***** DATA FOR THIS TASK *****
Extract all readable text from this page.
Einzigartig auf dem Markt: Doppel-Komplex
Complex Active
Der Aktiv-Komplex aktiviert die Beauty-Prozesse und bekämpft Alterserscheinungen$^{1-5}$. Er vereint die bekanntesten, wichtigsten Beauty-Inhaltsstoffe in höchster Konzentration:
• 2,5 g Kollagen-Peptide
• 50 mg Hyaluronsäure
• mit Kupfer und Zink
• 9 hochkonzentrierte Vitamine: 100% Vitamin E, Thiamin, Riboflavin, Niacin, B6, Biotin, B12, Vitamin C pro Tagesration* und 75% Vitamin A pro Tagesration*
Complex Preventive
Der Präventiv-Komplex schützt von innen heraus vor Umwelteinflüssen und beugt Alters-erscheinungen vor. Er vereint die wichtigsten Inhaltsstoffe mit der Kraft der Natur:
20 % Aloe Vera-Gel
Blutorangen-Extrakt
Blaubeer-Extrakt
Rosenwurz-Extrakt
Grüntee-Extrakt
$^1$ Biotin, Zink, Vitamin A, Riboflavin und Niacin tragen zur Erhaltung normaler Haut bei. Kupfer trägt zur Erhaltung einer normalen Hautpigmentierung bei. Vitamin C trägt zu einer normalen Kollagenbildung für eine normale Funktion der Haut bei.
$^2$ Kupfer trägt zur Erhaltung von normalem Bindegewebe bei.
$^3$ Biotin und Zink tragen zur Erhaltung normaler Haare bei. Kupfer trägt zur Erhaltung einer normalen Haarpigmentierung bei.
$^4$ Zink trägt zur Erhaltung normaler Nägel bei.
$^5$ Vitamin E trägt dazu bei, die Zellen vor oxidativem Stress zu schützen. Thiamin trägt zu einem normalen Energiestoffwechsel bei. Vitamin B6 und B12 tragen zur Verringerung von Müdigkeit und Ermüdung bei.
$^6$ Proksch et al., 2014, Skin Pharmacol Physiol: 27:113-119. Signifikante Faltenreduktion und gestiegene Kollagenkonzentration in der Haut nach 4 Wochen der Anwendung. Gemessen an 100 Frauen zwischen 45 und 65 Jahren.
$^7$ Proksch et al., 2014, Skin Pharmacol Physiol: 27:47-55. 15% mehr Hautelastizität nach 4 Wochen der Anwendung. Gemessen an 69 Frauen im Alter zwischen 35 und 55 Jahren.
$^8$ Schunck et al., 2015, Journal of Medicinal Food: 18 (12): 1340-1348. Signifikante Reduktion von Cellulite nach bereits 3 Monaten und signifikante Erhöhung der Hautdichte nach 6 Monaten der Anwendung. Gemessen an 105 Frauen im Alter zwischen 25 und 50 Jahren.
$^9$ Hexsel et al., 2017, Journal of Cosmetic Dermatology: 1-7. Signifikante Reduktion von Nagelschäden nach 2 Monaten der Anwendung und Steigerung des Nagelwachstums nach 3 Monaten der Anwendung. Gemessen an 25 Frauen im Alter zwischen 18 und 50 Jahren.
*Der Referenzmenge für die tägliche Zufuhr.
*****
### TRY IT
Write out the records once more, precisely as they stand.

### SOLUTION TO THIS PROBLEM
Extract all readable text from this page.
Einzigartig auf dem Markt: Doppel-Komplex
Complex Active
Der Aktiv-Komplex aktiviert die Beauty-Prozesse und bekämpft Alterserscheinungen$^{1-5}$. Er vereint die bekanntesten, wichtigsten Beauty-Inhaltsstoffe in höchster Konzentration:
• 2,5 g Kollagen-Peptide
• 50 mg Hyaluronsäure
• mit Kupfer und Zink
• 9 hochkonzentrierte Vitamine: 100% Vitamin E, Thiamin, Riboflavin, Niacin, B6, Biotin, B12, Vitamin C pro Tagesration* und 75% Vitamin A pro Tagesration*
Complex Preventive
Der Präventiv-Komplex schützt von innen heraus vor Umwelteinflüssen und beugt Alters-erscheinungen vor. Er vereint die wichtigsten Inhaltsstoffe mit der Kraft der Natur:
20 % Aloe Vera-Gel
Blutorangen-Extrakt
Blaubeer-Extrakt
Rosenwurz-Extrakt
Grüntee-Extrakt
$^1$ Biotin, Zink, Vitamin A, Riboflavin und Niacin tragen zur Erhaltung normaler Haut bei. Kupfer trägt zur Erhaltung einer normalen Hautpigmentierung bei. Vitamin C trägt zu einer normalen Kollagenbildung für eine normale Funktion der Haut bei.
$^2$ Kupfer trägt zur Erhaltung von normalem Bindegewebe bei.
$^3$ Biotin und Zink tragen zur Erhaltung normaler Haare bei. Kupfer trägt zur Erhaltung einer normalen Haarpigmentierung bei.
$^4$ Zink trägt zur Erhaltung normaler Nägel bei.
$^5$ Vitamin E trägt dazu bei, die Zellen vor oxidativem Stress zu schützen. Thiamin trägt zu einem normalen Energiestoffwechsel bei. Vitamin B6 und B12 tragen zur Verringerung von Müdigkeit und Ermüdung bei.
$^6$ Proksch et al., 2014, Skin Pharmacol Physiol: 27:113-119. Signifikante Faltenreduktion und gestiegene Kollagenkonzentration in der Haut nach 4 Wochen der Anwendung. Gemessen an 100 Frauen zwischen 45 und 65 Jahren.
$^7$ Proksch et al., 2014, Skin Pharmacol Physiol: 27:47-55. 15% mehr Hautelastizität nach 4 Wochen der Anwendung. Gemessen an 69 Frauen im Alter zwischen 35 und 55 Jahren.
$^8$ Schunck et al., 2015, Journal of Medicinal Food: 18 (12): 1340-1348. Signifikante Reduktion von Cellulite nach bereits 3 Monaten und signifikante Erhöhung der Hautdichte nach 6 Monaten der Anwendung. Gemessen an 105 Frauen im Alter zwischen 25 und 50 Jahren.
$^9$ Hexsel et al., 2017, Journal of Cosmetic Dermatology: 1-7. Signifikante Reduktion von Nagelschäden nach 2 Monaten der Anwendung und Steigerung des Nagelwachstums nach 3 Monaten der Anwendung. Gemessen an 25 Frauen im Alter zwischen 18 und 50 Jahren.
*Der Referenzmenge für die tägliche Zufuhr.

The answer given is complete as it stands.